Your task is to filter the data below down to the lines holding "Църквите".

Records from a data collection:
------
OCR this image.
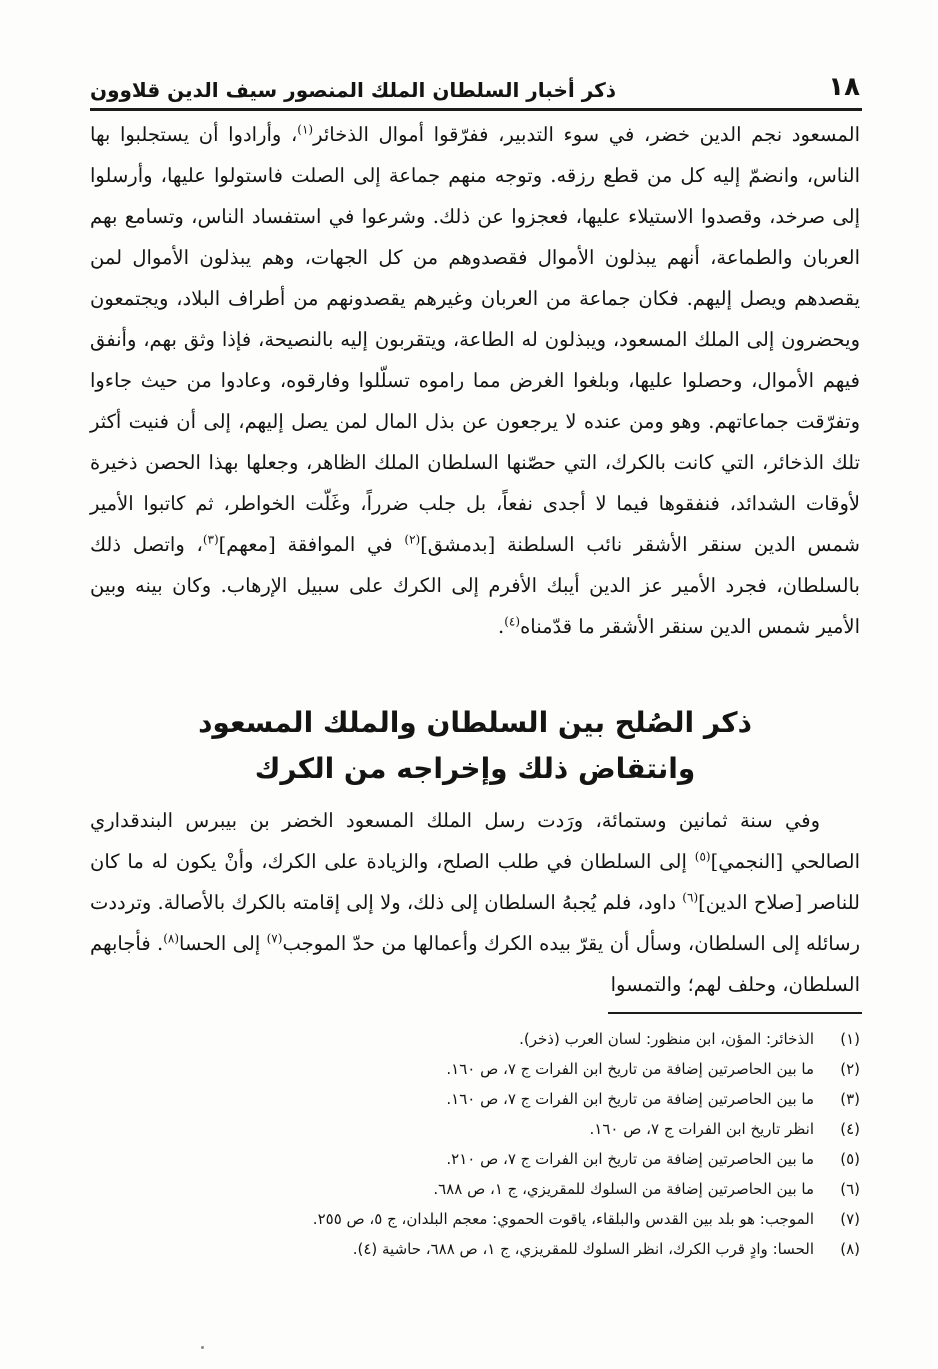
١٨
ذكر أخبار السلطان الملك المنصور سيف الدين قلاوون

المسعود نجم الدين خضر، في سوء التدبير، ففرّقوا أموال الذخائر$^{(١)}$، وأرادوا أن يستجلبوا بها الناس، وانضمّ إليه كل من قطع رزقه. وتوجه منهم جماعة إلى الصلت فاستولوا عليها، وأرسلوا إلى صرخد، وقصدوا الاستيلاء عليها، فعجزوا عن ذلك. وشرعوا في استفساد الناس، وتسامع بهم العربان والطماعة، أنهم يبذلون الأموال فقصدوهم من كل الجهات، وهم يبذلون الأموال لمن يقصدهم ويصل إليهم. فكان جماعة من العربان وغيرهم يقصدونهم من أطراف البلاد، ويجتمعون ويحضرون إلى الملك المسعود، ويبذلون له الطاعة، ويتقربون إليه بالنصيحة، فإذا وثق بهم، وأنفق فيهم الأموال، وحصلوا عليها، وبلغوا الغرض مما راموه تسلّلوا وفارقوه، وعادوا من حيث جاءوا وتفرّقت جماعاتهم. وهو ومن عنده لا يرجعون عن بذل المال لمن يصل إليهم، إلى أن فنيت أكثر تلك الذخائر، التي كانت بالكرك، التي حصّنها السلطان الملك الظاهر، وجعلها بهذا الحصن ذخيرة لأوقات الشدائد، فنفقوها فيما لا أجدى نفعاً، بل جلب ضرراً، وغَلّت الخواطر، ثم كاتبوا الأمير شمس الدين سنقر الأشقر نائب السلطنة [بدمشق]$^{(٢)}$ في الموافقة [معهم]$^{(٣)}$، واتصل ذلك بالسلطان، فجرد الأمير عز الدين أيبك الأفرم إلى الكرك على سبيل الإرهاب. وكان بينه وبين الأمير شمس الدين سنقر الأشقر ما قدّمناه$^{(٤)}$.

ذكر الصُلح بين السلطان والملك المسعود
وانتقاض ذلك وإخراجه من الكرك

وفي سنة ثمانين وستمائة، ورَدت رسل الملك المسعود الخضر بن بيبرس البندقداري الصالحي [النجمي]$^{(٥)}$ إلى السلطان في طلب الصلح، والزيادة على الكرك، وأنْ يكون له ما كان للناصر [صلاح الدين]$^{(٦)}$ داود، فلم يُجبهُ السلطان إلى ذلك، ولا إلى إقامته بالكرك بالأصالة. وترددت رسائله إلى السلطان، وسأل أن يقرّ بيده الكرك وأعمالها من حدّ الموجب$^{(٧)}$ إلى الحسا$^{(٨)}$. فأجابهم السلطان، وحلف لهم؛ والتمسوا

(١)
الذخائر: المؤن، ابن منظور: لسان العرب (ذخر).
(٢)
ما بين الحاصرتين إضافة من تاريخ ابن الفرات ج ٧، ص ١٦٠.
(٣)
ما بين الحاصرتين إضافة من تاريخ ابن الفرات ج ٧، ص ١٦٠.
(٤)
انظر تاريخ ابن الفرات ج ٧، ص ١٦٠.
(٥)
ما بين الحاصرتين إضافة من تاريخ ابن الفرات ج ٧، ص ٢١٠.
(٦)
ما بين الحاصرتين إضافة من السلوك للمقريزي، ج ١، ص ٦٨٨.
(٧)
الموجب: هو بلد بين القدس والبلقاء، ياقوت الحموي: معجم البلدان، ج ٥، ص ٢٥٥.
(٨)
الحسا: وادٍ قرب الكرك، انظر السلوك للمقريزي، ج ١، ص ٦٨٨، حاشية (٤).
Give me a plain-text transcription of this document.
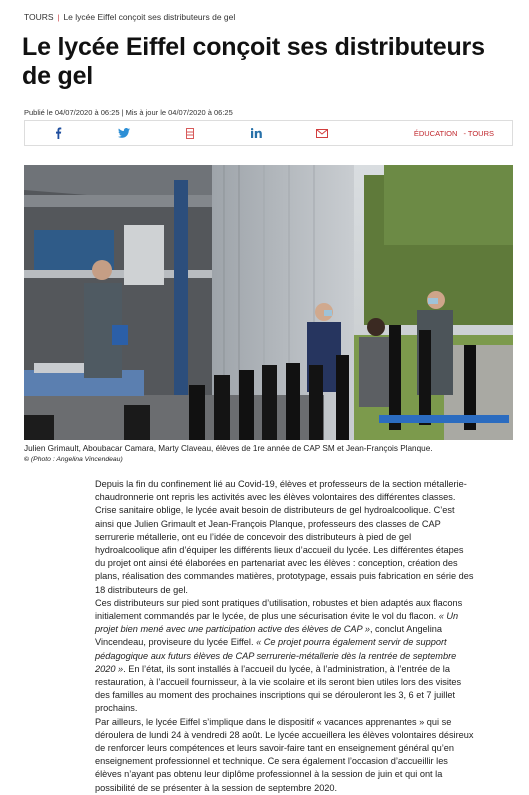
TOURS | Le lycée Eiffel conçoit ses distributeurs de gel
Le lycée Eiffel conçoit ses distributeurs de gel
Publié le 04/07/2020 à 06:25 | Mis à jour le 04/07/2020 à 06:25
ÉDUCATION - TOURS
Julien Grimault, Aboubacar Camara, Marty Claveau, élèves de 1re année de CAP SM et Jean-François Planque.
© (Photo : Angelina Vincendeau)

Depuis la fin du confinement lié au Covid-19, élèves et professeurs de la section métallerie-chaudronnerie ont repris les activités avec les élèves volontaires des différentes classes. Crise sanitaire oblige, le lycée avait besoin de distributeurs de gel hydroalcoolique. C’est ainsi que Julien Grimault et Jean-François Planque, professeurs des classes de CAP serrurerie métallerie, ont eu l’idée de concevoir des distributeurs à pied de gel hydroalcoolique afin d’équiper les différents lieux d’accueil du lycée. Les différentes étapes du projet ont ainsi été élaborées en partenariat avec les élèves : conception, création des plans, réalisation des commandes matières, prototypage, essais puis fabrication en série des 18 distributeurs de gel.

Ces distributeurs sur pied sont pratiques d’utilisation, robustes et bien adaptés aux flacons initialement commandés par le lycée, de plus une sécurisation évite le vol du flacon. « Un projet bien mené avec une participation active des élèves de CAP », conclut Angelina Vincendeau, proviseure du lycée Eiffel. « Ce projet pourra également servir de support pédagogique aux futurs élèves de CAP serrurerie-métallerie dès la rentrée de septembre 2020 ». En l’état, ils sont installés à l’accueil du lycée, à l’administration, à l’entrée de la restauration, à l’accueil fournisseur, à la vie scolaire et ils seront bien utiles lors des visites des familles au moment des prochaines inscriptions qui se dérouleront les 3, 6 et 7 juillet prochains.

Par ailleurs, le lycée Eiffel s’implique dans le dispositif « vacances apprenantes » qui se déroulera de lundi 24 à vendredi 28 août. Le lycée accueillera les élèves volontaires désireux de renforcer leurs compétences et leurs savoir-faire tant en enseignement général qu’en enseignement professionnel et technique. Ce sera également l’occasion d’accueillir les élèves n’ayant pas obtenu leur diplôme professionnel à la session de juin et qui ont la possibilité de se présenter à la session de septembre 2020.
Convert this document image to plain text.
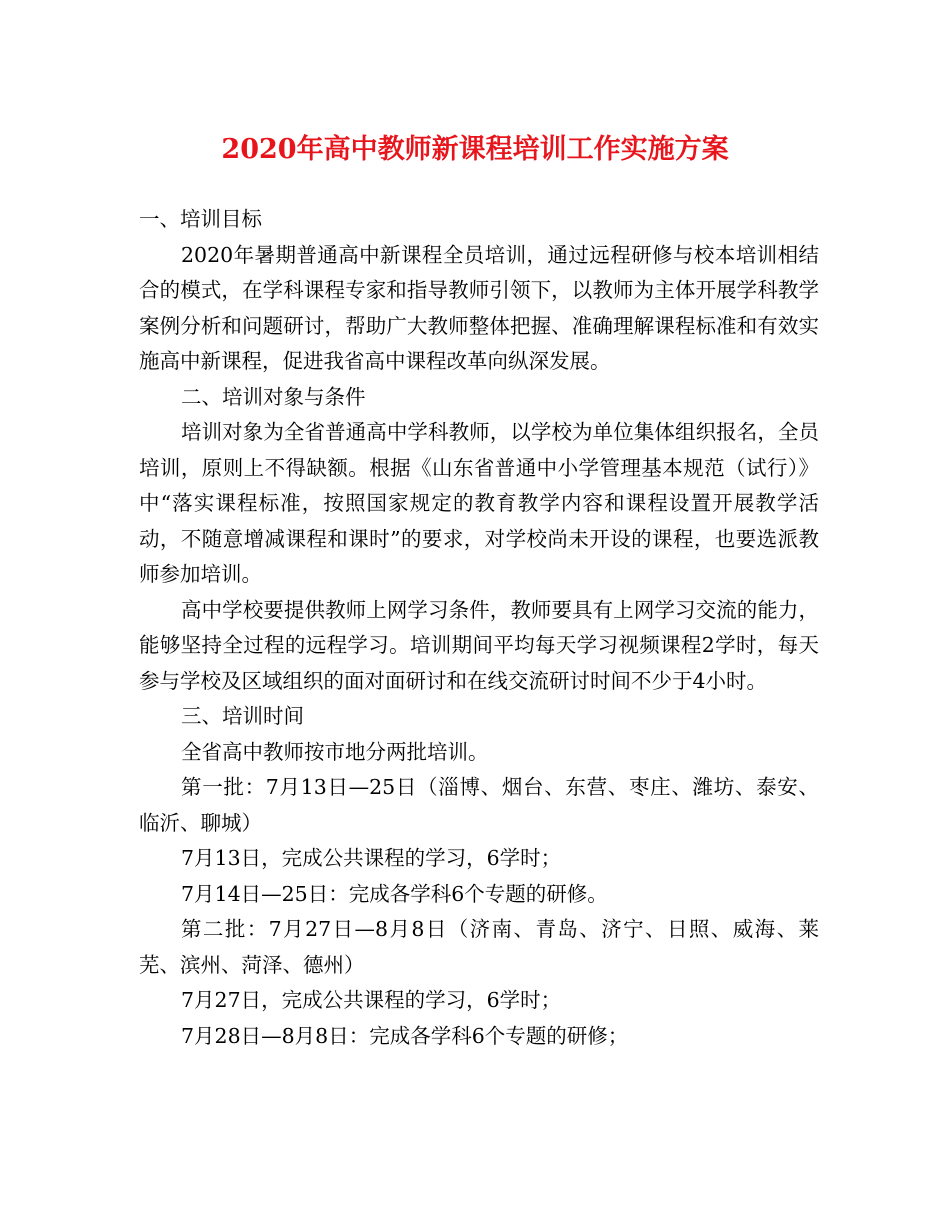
2020年高中教师新课程培训工作实施方案

一、培训目标

2020年暑期普通高中新课程全员培训，通过远程研修与校本培训相结合的模式，在学科课程专家和指导教师引领下，以教师为主体开展学科教学案例分析和问题研讨，帮助广大教师整体把握、准确理解课程标准和有效实施高中新课程，促进我省高中课程改革向纵深发展。

二、培训对象与条件

培训对象为全省普通高中学科教师，以学校为单位集体组织报名，全员培训，原则上不得缺额。根据《山东省普通中小学管理基本规范（试行）》中“落实课程标准，按照国家规定的教育教学内容和课程设置开展教学活动，不随意增减课程和课时”的要求，对学校尚未开设的课程，也要选派教师参加培训。

高中学校要提供教师上网学习条件，教师要具有上网学习交流的能力，能够坚持全过程的远程学习。培训期间平均每天学习视频课程2学时，每天参与学校及区域组织的面对面研讨和在线交流研讨时间不少于4小时。

三、培训时间

全省高中教师按市地分两批培训。

第一批：7月13日—25日（淄博、烟台、东营、枣庄、潍坊、泰安、临沂、聊城）

7月13日，完成公共课程的学习，6学时；

7月14日—25日：完成各学科6个专题的研修。

第二批：7月27日—8月8日（济南、青岛、济宁、日照、威海、莱芜、滨州、菏泽、德州）

7月27日，完成公共课程的学习，6学时；

7月28日—8月8日：完成各学科6个专题的研修；
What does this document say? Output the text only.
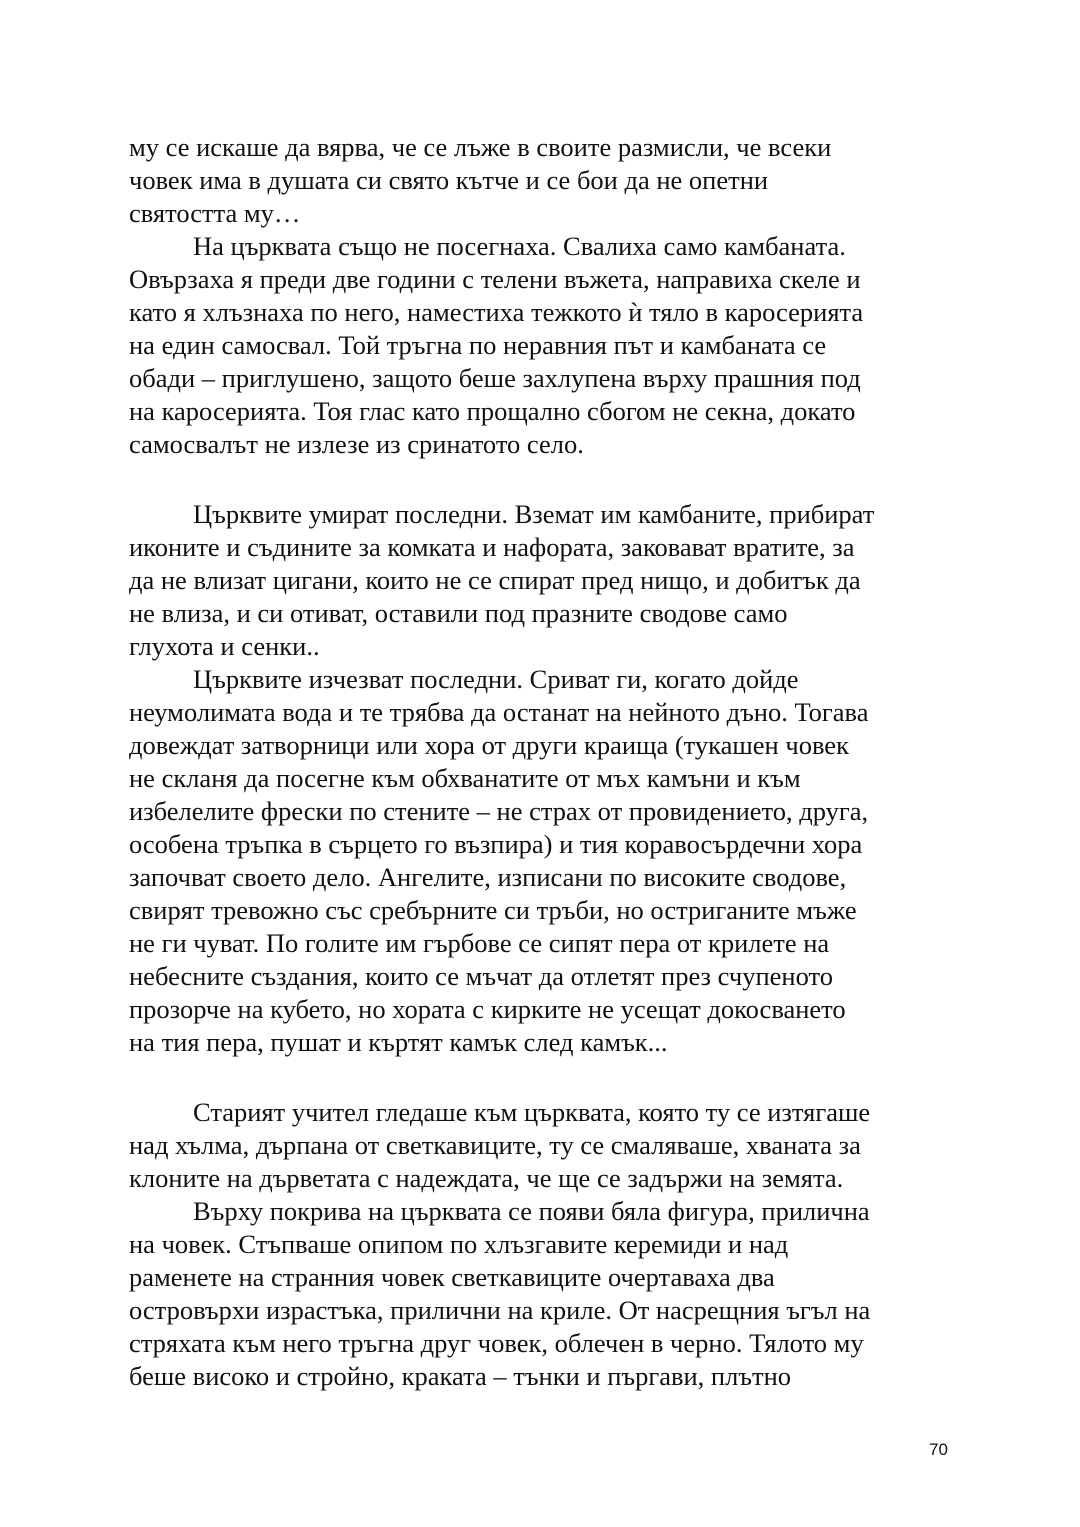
му се искаше да вярва, че се лъже в своите размисли, че всеки
човек има в душата си свято кътче и се бои да не опетни
святостта му…
На църквата също не посегнаха. Свалиха само камбаната.
Овързаха я преди две години с телени въжета, направиха скеле и
като я хлъзнаха по него, наместиха тежкото ѝ тяло в каросерията
на един самосвал. Той тръгна по неравния път и камбаната се
обади – приглушено, защото беше захлупена върху прашния под
на каросерията. Тоя глас като прощално сбогом не секна, докато
самосвалът не излезе из сринатото село.
Църквите умират последни. Вземат им камбаните, прибират
иконите и съдините за комката и нафората, заковават вратите, за
да не влизат цигани, които не се спират пред нищо, и добитък да
не влиза, и си отиват, оставили под празните сводове само
глухота и сенки..
Църквите изчезват последни. Сриват ги, когато дойде
неумолимата вода и те трябва да останат на нейното дъно. Тогава
довеждат затворници или хора от други краища (тукашен човек
не скланя да посегне към обхванатите от мъх камъни и към
избелелите фрески по стените – не страх от провидението, друга,
особена тръпка в сърцето го възпира) и тия коравосърдечни хора
започват своето дело. Ангелите, изписани по високите сводове,
свирят тревожно със сребърните си тръби, но остриганите мъже
не ги чуват. По голите им гърбове се сипят пера от крилете на
небесните създания, които се мъчат да отлетят през счупеното
прозорче на кубето, но хората с кирките не усещат докосването
на тия пера, пушат и къртят камък след камък...
Старият учител гледаше към църквата, която ту се изтягаше
над хълма, дърпана от светкавиците, ту се смаляваше, хваната за
клоните на дърветата с надеждата, че ще се задържи на земята.
Върху покрива на църквата се появи бяла фигура, прилична
на човек. Стъпваше опипом по хлъзгавите керемиди и над
раменете на странния човек светкавиците очертаваха два
островърхи израстъка, прилични на криле. От насрещния ъгъл на
стряхата към него тръгна друг човек, облечен в черно. Тялото му
беше високо и стройно, краката – тънки и пъргави, плътно
70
------
- _Answer to the exercise_:
Църквите умират последни. Вземат им камбаните, прибират
Църквите изчезват последни. Сриват ги, когато дойде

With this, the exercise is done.